__To be done__. Leave the pictures out and transcribe every record exactly.

(Extracted data entries)
-- start --

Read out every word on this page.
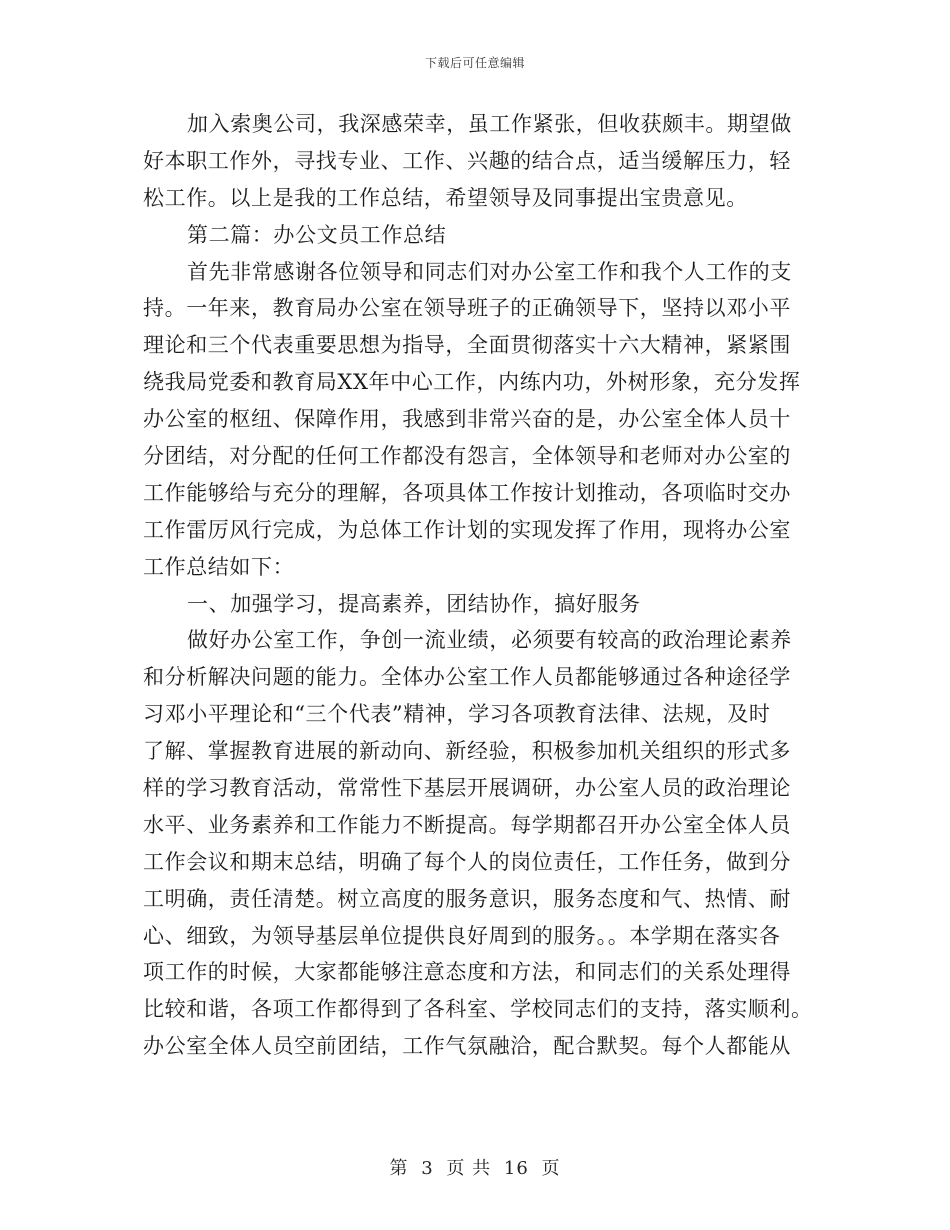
下载后可任意编辑
加入索奥公司，我深感荣幸，虽工作紧张，但收获颇丰。期望做
好本职工作外，寻找专业、工作、兴趣的结合点，适当缓解压力，轻
松工作。以上是我的工作总结，希望领导及同事提出宝贵意见。
第二篇：办公文员工作总结
首先非常感谢各位领导和同志们对办公室工作和我个人工作的支
持。一年来，教育局办公室在领导班子的正确领导下，坚持以邓小平
理论和三个代表重要思想为指导，全面贯彻落实十六大精神，紧紧围
绕我局党委和教育局XX年中心工作，内练内功，外树形象，充分发挥
办公室的枢纽、保障作用，我感到非常兴奋的是，办公室全体人员十
分团结，对分配的任何工作都没有怨言，全体领导和老师对办公室的
工作能够给与充分的理解，各项具体工作按计划推动，各项临时交办
工作雷厉风行完成，为总体工作计划的实现发挥了作用，现将办公室
工作总结如下：
一、加强学习，提高素养，团结协作，搞好服务
做好办公室工作，争创一流业绩，必须要有较高的政治理论素养
和分析解决问题的能力。全体办公室工作人员都能够通过各种途径学
习邓小平理论和“三个代表”精神，学习各项教育法律、法规，及时
了解、掌握教育进展的新动向、新经验，积极参加机关组织的形式多
样的学习教育活动，常常性下基层开展调研，办公室人员的政治理论
水平、业务素养和工作能力不断提高。每学期都召开办公室全体人员
工作会议和期末总结，明确了每个人的岗位责任，工作任务，做到分
工明确，责任清楚。树立高度的服务意识，服务态度和气、热情、耐
心、细致，为领导基层单位提供良好周到的服务。。本学期在落实各
项工作的时候，大家都能够注意态度和方法，和同志们的关系处理得
比较和谐，各项工作都得到了各科室、学校同志们的支持，落实顺利。
办公室全体人员空前团结，工作气氛融洽，配合默契。每个人都能从
第 3 页 共 16 页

-- end --

__The result__.
Read out every word on this page.
下载后可任意编辑
加入索奥公司，我深感荣幸，虽工作紧张，但收获颇丰。期望做
好本职工作外，寻找专业、工作、兴趣的结合点，适当缓解压力，轻
松工作。以上是我的工作总结，希望领导及同事提出宝贵意见。
第二篇：办公文员工作总结
首先非常感谢各位领导和同志们对办公室工作和我个人工作的支
持。一年来，教育局办公室在领导班子的正确领导下，坚持以邓小平
理论和三个代表重要思想为指导，全面贯彻落实十六大精神，紧紧围
绕我局党委和教育局XX年中心工作，内练内功，外树形象，充分发挥
办公室的枢纽、保障作用，我感到非常兴奋的是，办公室全体人员十
分团结，对分配的任何工作都没有怨言，全体领导和老师对办公室的
工作能够给与充分的理解，各项具体工作按计划推动，各项临时交办
工作雷厉风行完成，为总体工作计划的实现发挥了作用，现将办公室
工作总结如下：
一、加强学习，提高素养，团结协作，搞好服务
做好办公室工作，争创一流业绩，必须要有较高的政治理论素养
和分析解决问题的能力。全体办公室工作人员都能够通过各种途径学
习邓小平理论和“三个代表”精神，学习各项教育法律、法规，及时
了解、掌握教育进展的新动向、新经验，积极参加机关组织的形式多
样的学习教育活动，常常性下基层开展调研，办公室人员的政治理论
水平、业务素养和工作能力不断提高。每学期都召开办公室全体人员
工作会议和期末总结，明确了每个人的岗位责任，工作任务，做到分
工明确，责任清楚。树立高度的服务意识，服务态度和气、热情、耐
心、细致，为领导基层单位提供良好周到的服务。。本学期在落实各
项工作的时候，大家都能够注意态度和方法，和同志们的关系处理得
比较和谐，各项工作都得到了各科室、学校同志们的支持，落实顺利。
办公室全体人员空前团结，工作气氛融洽，配合默契。每个人都能从
第 3 页 共 16 页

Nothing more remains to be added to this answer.